===== Data excerpts

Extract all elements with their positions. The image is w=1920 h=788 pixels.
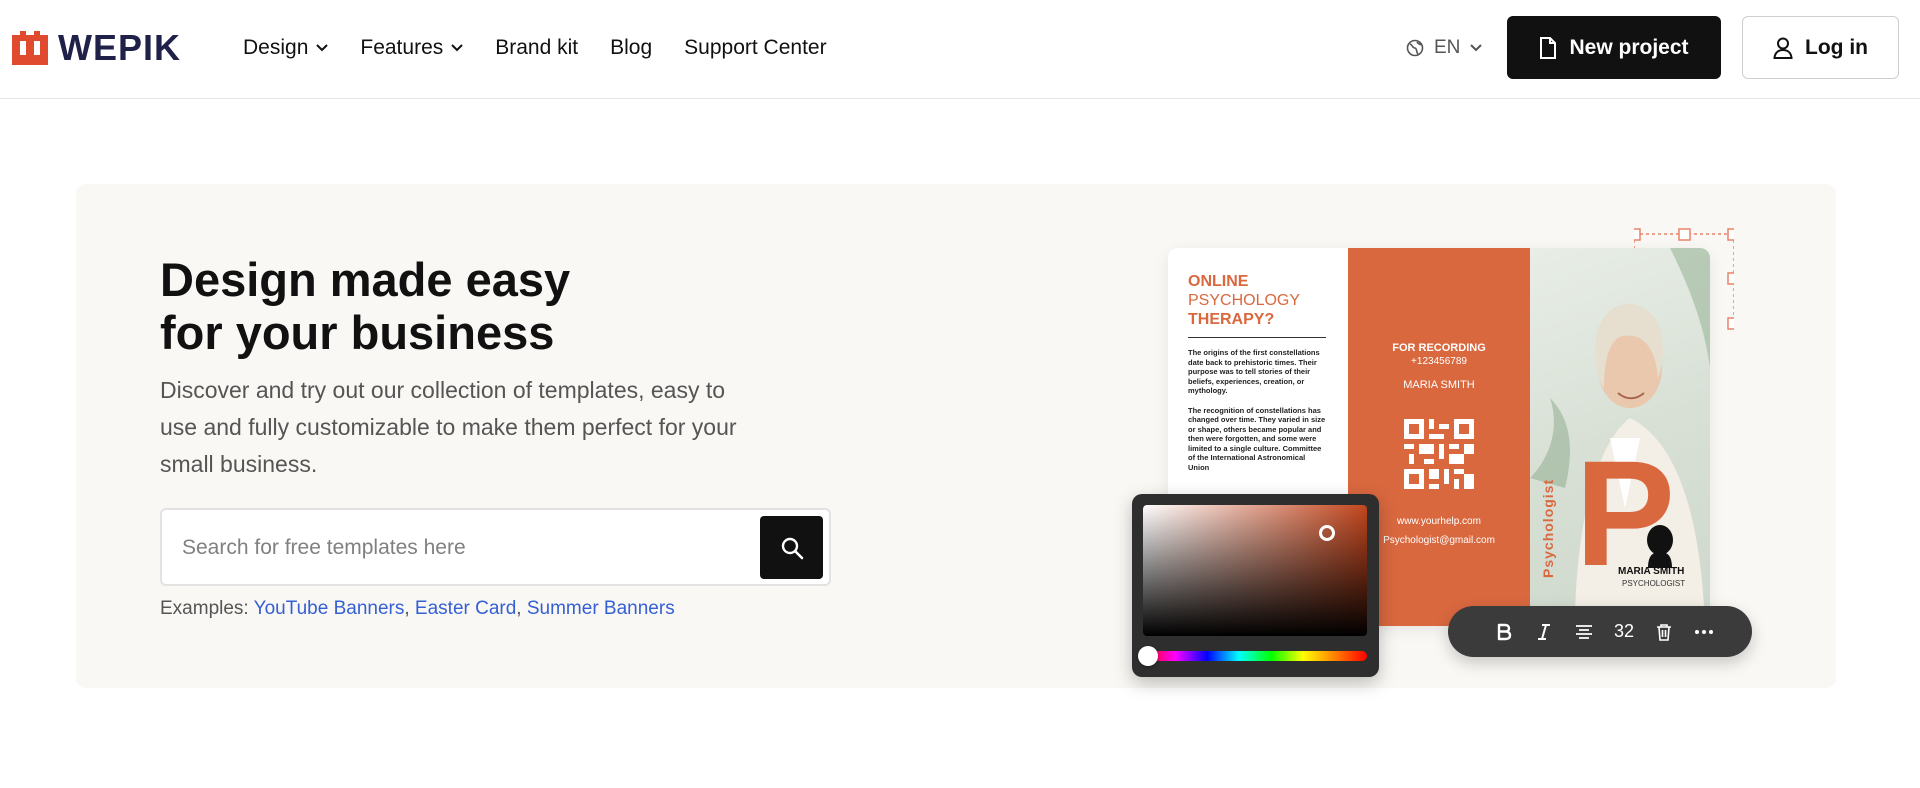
template-search <box>160 508 831 586</box>
align-icon <box>1576 624 1592 639</box>
example-link-youtube-banners[interactable]: YouTube Banners <box>254 598 405 619</box>
login-button[interactable]: Log in <box>1742 16 1899 79</box>
italic-button[interactable] <box>1524 617 1564 647</box>
preview-heading-line1: ONLINE <box>1188 273 1249 290</box>
italic-icon <box>1538 623 1550 640</box>
preview-name: MARIA SMITH <box>1403 379 1475 391</box>
site-header: WEPIK Design Features Brand kit Blog Sup… <box>0 0 1920 99</box>
example-link-summer-banners[interactable]: Summer Banners <box>527 598 675 619</box>
saturation-value-area[interactable] <box>1143 505 1367 636</box>
bold-button[interactable] <box>1484 617 1524 647</box>
hue-slider[interactable] <box>1143 651 1367 661</box>
preview-phone: +123456789 <box>1411 356 1467 367</box>
preview-heading-line2: PSYCHOLOGY <box>1188 292 1301 309</box>
nav-support-center[interactable]: Support Center <box>684 36 826 60</box>
nav-design[interactable]: Design <box>243 36 329 60</box>
hero-title-line2: for your business <box>160 306 555 359</box>
nav-blog-label: Blog <box>610 36 653 59</box>
search-input[interactable] <box>182 528 742 568</box>
delete-button[interactable] <box>1644 617 1684 647</box>
preview-divider <box>1188 337 1326 338</box>
preview-photo-title: PSYCHOLOGIST <box>1622 579 1686 588</box>
examples-separator: , <box>516 598 527 619</box>
logo-text: WEPIK <box>58 27 182 68</box>
search-examples: Examples: YouTube Banners, Easter Card, … <box>160 598 675 620</box>
language-label: EN <box>1434 37 1461 58</box>
qr-code-icon <box>1404 419 1474 489</box>
font-size-field[interactable]: 32 <box>1604 617 1644 647</box>
main-nav: Design Features Brand kit Blog Support C… <box>243 0 859 96</box>
search-button[interactable] <box>760 516 823 579</box>
text-toolbar: 32 <box>1448 606 1752 657</box>
document-icon <box>1540 36 1557 59</box>
silhouette-icon <box>1647 525 1673 568</box>
nav-support-center-label: Support Center <box>684 36 827 59</box>
nav-design-label: Design <box>243 36 309 59</box>
preview-heading-line3: THERAPY? <box>1188 311 1275 328</box>
login-label: Log in <box>1805 35 1868 59</box>
nav-blog[interactable]: Blog <box>610 36 652 60</box>
nav-brand-kit-label: Brand kit <box>495 36 579 59</box>
wepik-logo-icon <box>12 31 48 65</box>
trash-icon <box>1657 623 1671 641</box>
preview-photo-name: MARIA SMITH <box>1618 566 1685 577</box>
hue-slider-handle[interactable] <box>1138 646 1158 666</box>
preview-vertical-label: Psychologist <box>1540 478 1556 578</box>
nav-features-label: Features <box>360 36 444 59</box>
hero-title-line1: Design made easy <box>160 253 571 306</box>
more-icon <box>1695 629 1713 634</box>
more-button[interactable] <box>1684 617 1724 647</box>
new-project-label: New project <box>1569 35 1689 59</box>
selection-handles <box>1634 228 1734 330</box>
new-project-button[interactable]: New project <box>1507 16 1721 79</box>
preview-for-recording: FOR RECORDING <box>1392 342 1486 354</box>
preview-paragraph2: The recognition of constellations has ch… <box>1188 405 1326 472</box>
nav-features[interactable]: Features <box>360 36 463 60</box>
globe-icon <box>1406 39 1424 57</box>
examples-label: Examples: <box>160 598 249 619</box>
example-link-easter-card[interactable]: Easter Card <box>415 598 516 619</box>
color-picker-handle[interactable] <box>1319 525 1335 541</box>
chevron-down-icon <box>451 44 463 52</box>
search-icon <box>781 537 803 559</box>
hero-subtitle: Discover and try out our collection of t… <box>160 377 737 477</box>
preview-paragraph1: The origins of the first constellations … <box>1188 348 1320 395</box>
user-icon <box>1773 37 1793 59</box>
examples-separator: , <box>404 598 415 619</box>
color-picker <box>1132 494 1379 677</box>
nav-brand-kit[interactable]: Brand kit <box>495 36 578 60</box>
wepik-logo[interactable]: WEPIK <box>12 30 181 66</box>
hero-title: Design made easy for your business <box>160 253 780 359</box>
bold-icon <box>1497 623 1512 640</box>
align-button[interactable] <box>1564 617 1604 647</box>
chevron-down-icon <box>1470 44 1483 52</box>
chevron-down-icon <box>316 44 329 52</box>
language-selector[interactable]: EN <box>1406 34 1483 62</box>
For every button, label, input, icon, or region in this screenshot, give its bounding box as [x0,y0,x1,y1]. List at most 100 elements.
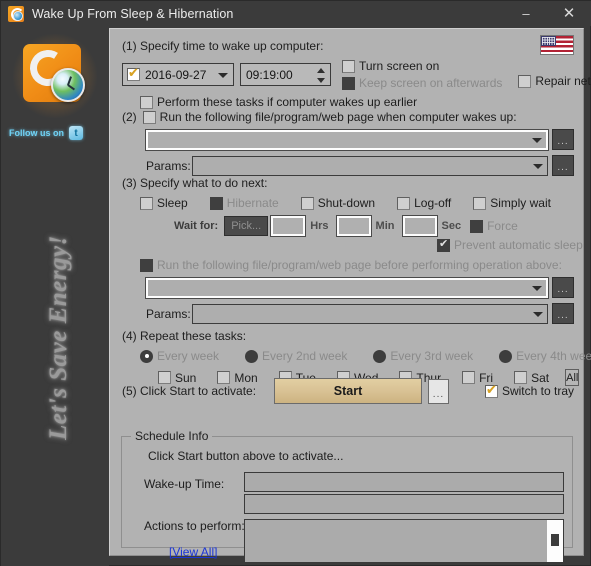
prevent-sleep-row: Prevent automatic sleep [437,237,583,252]
wakeup-date-picker[interactable]: 2016-09-27 [122,63,234,86]
title-bar: Wake Up From Sleep & Hibernation – ✕ [1,1,591,26]
app-logo-clock-globe-icon [13,34,97,118]
follow-us-label: Follow us on [9,128,64,138]
frequency-every-2nd-week: Every 2nd week [245,349,347,363]
app-clock-icon [8,5,24,22]
shutdown-checkbox[interactable] [300,196,314,210]
option-logoff[interactable]: Log-off [397,196,451,210]
run-params-browse-button[interactable]: ... [552,155,574,176]
every-3rd-week-radio [373,349,387,363]
follow-us-row[interactable]: Follow us on t [9,126,101,140]
perform-earlier-row[interactable]: Perform these tasks if computer wakes up… [140,95,591,109]
repair-network-checkbox[interactable] [518,74,532,88]
actions-scrollbar[interactable] [547,520,563,562]
prevent-sleep-label: Prevent automatic sleep [454,238,583,252]
logoff-label: Log-off [414,196,452,210]
chevron-down-icon[interactable] [533,311,543,317]
schedule-info-group: Schedule Info Click Start button above t… [121,429,573,563]
every-3rd-week-label: Every 3rd week [390,349,474,363]
chevron-down-icon[interactable] [533,163,543,169]
run-params-label: Params: [146,158,191,173]
wait-for-label: Wait for: [174,220,219,232]
hibernate-checkbox [209,196,223,210]
run-params-combo[interactable] [192,155,548,176]
sidebar: Follow us on t Let's Save Energy! [1,26,109,566]
keep-screen-on-row: Keep screen on afterwards [342,76,502,90]
simply-wait-label: Simply wait [490,196,551,210]
hours-unit-label: Hrs [310,220,329,232]
wakeup-time-label: Wake-up Time: [144,477,225,491]
date-enable-checkbox[interactable] [127,66,140,81]
pre-run-checkbox [140,258,153,272]
pre-run-params-combo[interactable] [192,303,548,324]
twitter-icon[interactable]: t [69,126,83,140]
section-1: (1) Specify time to wake up computer: 20… [122,39,591,109]
spinner-up-icon[interactable] [317,68,325,73]
option-shutdown[interactable]: Shut-down [300,196,376,210]
force-row: Force [470,219,518,233]
section-5: (5) Click Start to activate: Start ... S… [122,378,574,404]
chevron-down-icon[interactable] [532,285,542,291]
section-3-heading: (3) Specify what to do next: [122,176,268,190]
pre-run-label: Run the following file/program/web page … [157,258,562,272]
every-4th-week-radio [499,349,513,363]
scrollbar-thumb[interactable] [551,534,559,546]
wait-for-row: Wait for: Pick... Hrs Min Sec Force [174,215,574,237]
switch-to-tray-checkbox[interactable] [484,383,498,398]
pick-button[interactable]: Pick... [224,216,269,236]
simply-wait-checkbox[interactable] [473,196,487,210]
turn-screen-on-checkbox[interactable] [342,59,355,73]
actions-to-perform-field[interactable] [244,519,564,563]
wakeup-time-input[interactable]: 09:19:00 [240,63,331,86]
wakeup-time-value: 09:19:00 [246,67,293,82]
schedule-status-text: Click Start button above to activate... [148,449,344,463]
section-3: (3) Specify what to do next: Sleep Hiber… [122,176,583,324]
option-simply-wait[interactable]: Simply wait [473,196,551,210]
main-panel: (1) Specify time to wake up computer: 20… [109,28,591,563]
sleep-checkbox[interactable] [140,196,153,210]
frequency-every-4th-week: Every 4th week [499,349,591,363]
frequency-row: Every week Every 2nd week Every 3rd week… [140,349,591,363]
option-sleep[interactable]: Sleep [140,196,188,210]
section-2-heading-row[interactable]: (2) Run the following file/program/web p… [122,110,574,124]
wait-minutes-input[interactable] [335,215,372,237]
view-all-link[interactable]: [View All] [169,545,217,559]
switch-to-tray-label: Switch to tray [501,384,574,398]
logoff-checkbox[interactable] [397,196,411,210]
close-button[interactable]: ✕ [546,1,591,26]
chevron-down-icon[interactable] [218,73,228,78]
start-options-button[interactable]: ... [427,378,449,404]
turn-screen-on-row[interactable]: Turn screen on [342,59,502,73]
wakeup-time-field[interactable] [244,472,564,492]
section-2-heading: Run the following file/program/web page … [159,110,517,124]
perform-earlier-checkbox[interactable] [140,95,153,109]
start-button[interactable]: Start [274,378,422,404]
section-1-heading: (1) Specify time to wake up computer: [122,39,324,53]
pre-run-browse-button[interactable]: ... [552,277,574,298]
shutdown-label: Shut-down [317,196,376,210]
pre-run-heading-row: Run the following file/program/web page … [140,258,574,272]
chevron-down-icon[interactable] [532,137,542,143]
schedule-info-title: Schedule Info [131,429,213,443]
wakeup-time-field-2[interactable] [244,494,564,514]
section-2-number: (2) [122,110,137,124]
wait-hours-input[interactable] [270,215,307,237]
pre-run-file-combo[interactable] [145,276,549,299]
wait-seconds-input[interactable] [401,215,438,237]
app-window: Wake Up From Sleep & Hibernation – ✕ Fol… [0,0,591,566]
run-file-combo[interactable] [145,128,549,151]
keep-screen-on-checkbox [342,76,355,90]
wakeup-date-value: 2016-09-27 [145,67,207,82]
run-file-browse-button[interactable]: ... [552,129,574,150]
pre-run-params-browse-button[interactable]: ... [552,303,574,324]
turn-screen-on-label: Turn screen on [359,59,440,73]
run-after-wake-checkbox[interactable] [142,110,156,124]
option-hibernate: Hibernate [209,196,279,210]
repair-network-row[interactable]: Repair network [518,74,591,88]
actions-to-perform-label: Actions to perform: [144,519,245,533]
switch-to-tray-row[interactable]: Switch to tray [484,383,574,398]
spinner-down-icon[interactable] [317,78,325,83]
time-spinner[interactable] [314,66,328,85]
minimize-button[interactable]: – [506,1,546,26]
pre-run-params-row: Params: ... [146,303,574,324]
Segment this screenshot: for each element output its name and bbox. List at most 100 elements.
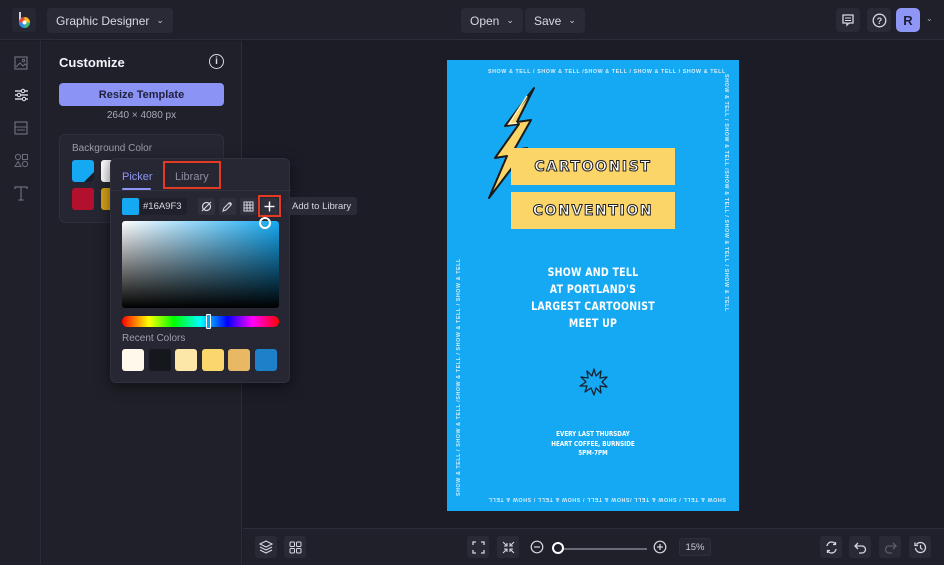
shrink-button[interactable] (497, 536, 519, 558)
layers-icon (259, 540, 273, 554)
headline-line: MEET UP (568, 316, 618, 330)
compress-icon (502, 541, 514, 553)
comments-button[interactable] (836, 8, 860, 32)
background-swatch[interactable] (72, 188, 94, 210)
recent-color-swatch[interactable] (228, 349, 250, 371)
zoom-out-button[interactable] (530, 540, 544, 554)
tab-divider (111, 190, 291, 191)
image-icon (14, 56, 28, 70)
history-button[interactable] (909, 536, 931, 558)
hue-handle[interactable] (206, 314, 211, 329)
help-icon: ? (872, 13, 886, 27)
account-chevron-icon[interactable]: ⌄ (926, 14, 933, 23)
zoom-slider-handle[interactable] (552, 542, 564, 554)
tool-rail (0, 41, 41, 565)
layers-button[interactable] (255, 536, 277, 558)
zoom-slider-track[interactable] (559, 548, 647, 550)
save-label: Save (534, 13, 562, 28)
rail-item-shapes[interactable] (11, 150, 31, 170)
top-bar: Graphic Designer ⌄ Open ⌄ Save ⌄ ? R ⌄ (0, 0, 944, 40)
zoom-out-icon (530, 540, 544, 554)
recent-colors-label: Recent Colors (122, 333, 186, 344)
headline-line: LARGEST CARTOONIST (531, 299, 655, 313)
add-to-library-tooltip: Add to Library (280, 197, 358, 215)
chevron-down-icon: ⌄ (506, 15, 514, 25)
undo-icon (853, 542, 866, 554)
poster-border-text-bottom: SHOW & TELL / SHOW & TELL /SHOW & TELL /… (488, 496, 726, 502)
headline-line: SHOW AND TELL (547, 265, 639, 279)
recent-color-swatch[interactable] (201, 349, 224, 371)
color-picker-popup: Picker Library #16A9F3 Recent Colors (110, 158, 291, 383)
details-line: 5PM-7PM (578, 449, 608, 457)
tab-picker[interactable]: Picker (122, 171, 153, 183)
recent-color-swatch[interactable] (175, 349, 197, 371)
rail-item-text[interactable] (11, 183, 31, 203)
palette-grid-button[interactable] (240, 198, 257, 215)
zoom-in-button[interactable] (653, 540, 667, 554)
grid-view-button[interactable] (284, 536, 306, 558)
background-color-label: Background Color (72, 143, 153, 154)
details-line: EVERY LAST THURSDAY (556, 430, 630, 438)
swap-button[interactable] (820, 536, 842, 558)
resize-template-button[interactable]: Resize Template (59, 83, 224, 106)
rail-item-customize[interactable] (11, 85, 31, 105)
save-dropdown[interactable]: Save ⌄ (525, 8, 585, 33)
saturation-handle[interactable] (259, 217, 271, 229)
open-dropdown[interactable]: Open ⌄ (461, 8, 523, 33)
recent-color-swatch[interactable] (254, 349, 277, 371)
poster-border-text-top: SHOW & TELL / SHOW & TELL /SHOW & TELL /… (488, 69, 726, 75)
panel-title: Customize (59, 55, 125, 70)
chevron-down-icon: ⌄ (156, 15, 164, 25)
app-logo[interactable] (12, 8, 36, 32)
comment-icon (842, 14, 854, 27)
recent-color-swatch[interactable] (148, 349, 171, 371)
redo-icon (884, 542, 897, 554)
svg-text:?: ? (876, 16, 882, 26)
poster-canvas[interactable]: SHOW & TELL / SHOW & TELL /SHOW & TELL /… (447, 60, 739, 511)
sliders-icon (14, 88, 28, 102)
expand-icon (471, 540, 485, 554)
hex-input[interactable]: #16A9F3 (140, 198, 187, 215)
rail-item-image[interactable] (11, 53, 31, 73)
poster-details: EVERY LAST THURSDAY HEART COFFEE, BURNSI… (469, 430, 717, 459)
layout-icon (14, 121, 28, 135)
recent-color-swatch[interactable] (122, 349, 144, 371)
fit-to-screen-button[interactable] (467, 536, 489, 558)
open-label: Open (470, 13, 500, 28)
poster-border-text-left: SHOW & TELL / SHOW & TELL /SHOW & TELL /… (456, 258, 462, 496)
template-dimensions: 2640 × 4080 px (106, 110, 177, 121)
workspace-dropdown[interactable]: Graphic Designer ⌄ (47, 8, 173, 33)
rail-item-layout[interactable] (11, 118, 31, 138)
user-avatar[interactable]: R (896, 8, 920, 32)
starburst-icon (579, 368, 608, 396)
grid-view-icon (289, 541, 301, 553)
eyedropper-button[interactable] (219, 198, 236, 215)
text-icon (14, 185, 28, 201)
eyedropper-icon (222, 201, 233, 212)
current-color-swatch (122, 198, 139, 215)
chevron-down-icon: ⌄ (568, 15, 576, 25)
info-icon[interactable]: i (209, 54, 224, 69)
redo-button[interactable] (879, 536, 901, 558)
logo-icon (19, 12, 30, 28)
saturation-value-area[interactable] (122, 221, 279, 308)
zoom-in-icon (653, 540, 667, 554)
library-tab-highlight (163, 161, 221, 189)
poster-border-text-right: SHOW & TELL / SHOW & TELL /SHOW & TELL /… (723, 74, 729, 312)
bottom-toolbar: 15% (243, 528, 944, 565)
hue-slider[interactable] (122, 316, 279, 327)
workspace-label: Graphic Designer (56, 13, 150, 28)
poster-title-line2: CONVENTION (511, 192, 675, 229)
details-line: HEART COFFEE, BURNSIDE (551, 439, 635, 448)
shapes-icon (13, 153, 28, 167)
help-button[interactable]: ? (867, 8, 891, 32)
no-color-icon (201, 201, 212, 212)
poster-headline: SHOW AND TELL AT PORTLAND'S LARGEST CART… (473, 264, 712, 332)
zoom-level[interactable]: 15% (679, 538, 711, 556)
no-color-button[interactable] (198, 198, 215, 215)
headline-line: AT PORTLAND'S (549, 282, 637, 296)
background-swatch-selected[interactable] (72, 160, 94, 182)
undo-button[interactable] (849, 536, 871, 558)
grid-icon (243, 201, 254, 212)
poster-title-line1: CARTOONIST (511, 148, 675, 185)
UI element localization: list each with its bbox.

==========

> _Your instructions_
How many lines in the material above contain the string "zoom"? Reply with the number alone.

> _Solution to this problem_
7